Recorded data:
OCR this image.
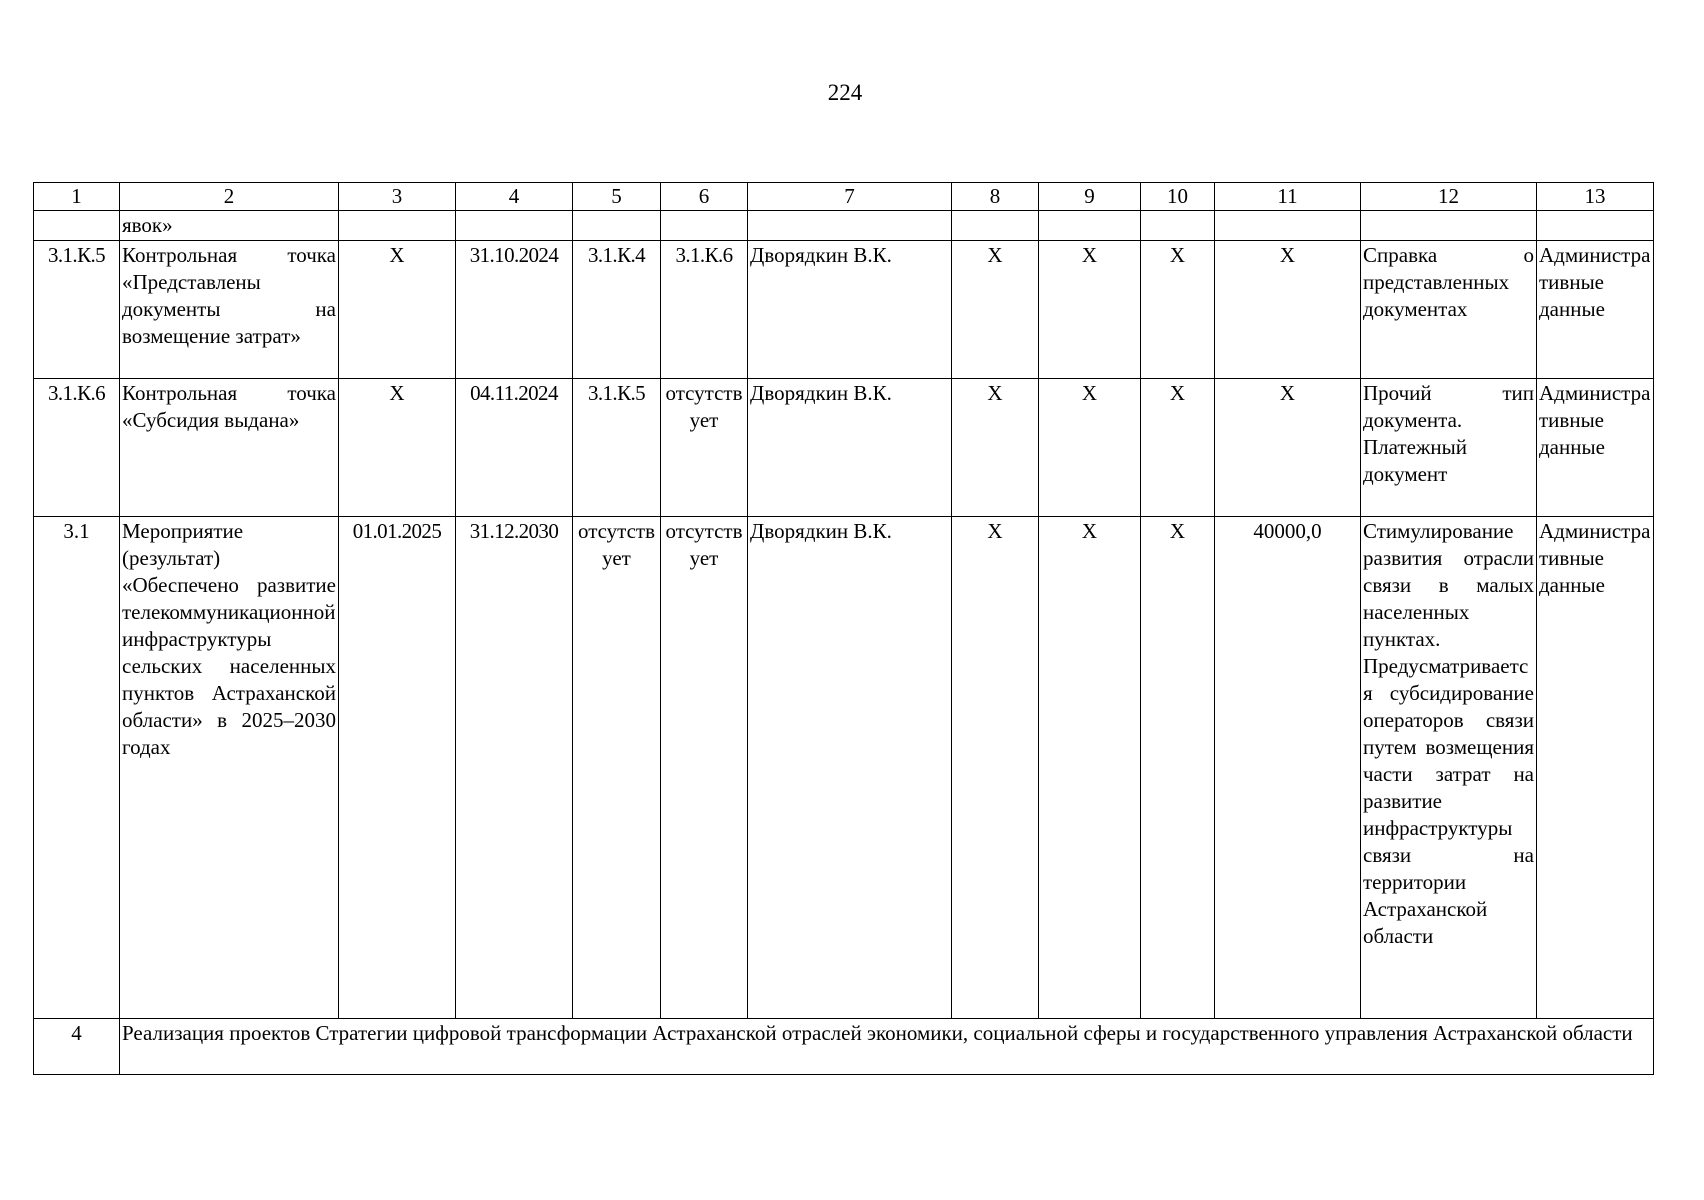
224
1	2	3	4	5	6	7	8	9	10	11	12	13
	явок»											
3.1.К.5	Контрольная точка «Представлены документы на возмещение затрат»	Х	31.10.2024	3.1.К.4	3.1.К.6	Дворядкин В.К.	Х	Х	Х	Х	Справка о представленных документах	Административные данные
3.1.К.6	Контрольная точка «Субсидия выдана»	Х	04.11.2024	3.1.К.5	отсутствует	Дворядкин В.К.	Х	Х	Х	Х	Прочий тип документа. Платежный документ	Административные данные
3.1	Мероприятие (результат) «Обеспечено развитие телекоммуникационной инфраструктуры сельских населенных пунктов Астраханской области» в 2025–2030 годах	01.01.2025	31.12.2030	отсутствует	отсутствует	Дворядкин В.К.	Х	Х	Х	40000,0	Стимулирование развития отрасли связи в малых населенных пунктах. Предусматривается субсидирование операторов связи путем возмещения части затрат на развитие инфраструктуры связи на территории Астраханской области	Административные данные
4	Реализация проектов Стратегии цифровой трансформации Астраханской отраслей экономики, социальной сферы и государственного управления Астраханской области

• **Task goal**
Copy all lines of the material above where the string "отсутствует" occurs.

• **Final result**
3.1.К.6	Контрольная точка «Субсидия выдана»	Х	04.11.2024	3.1.К.5	отсутствует	Дворядкин В.К.	Х	Х	Х	Х	Прочий тип документа. Платежный документ	Административные данные
3.1	Мероприятие (результат) «Обеспечено развитие телекоммуникационной инфраструктуры сельских населенных пунктов Астраханской области» в 2025–2030 годах	01.01.2025	31.12.2030	отсутствует	отсутствует	Дворядкин В.К.	Х	Х	Х	40000,0	Стимулирование развития отрасли связи в малых населенных пунктах. Предусматривается субсидирование операторов связи путем возмещения части затрат на развитие инфраструктуры связи на территории Астраханской области	Административные данные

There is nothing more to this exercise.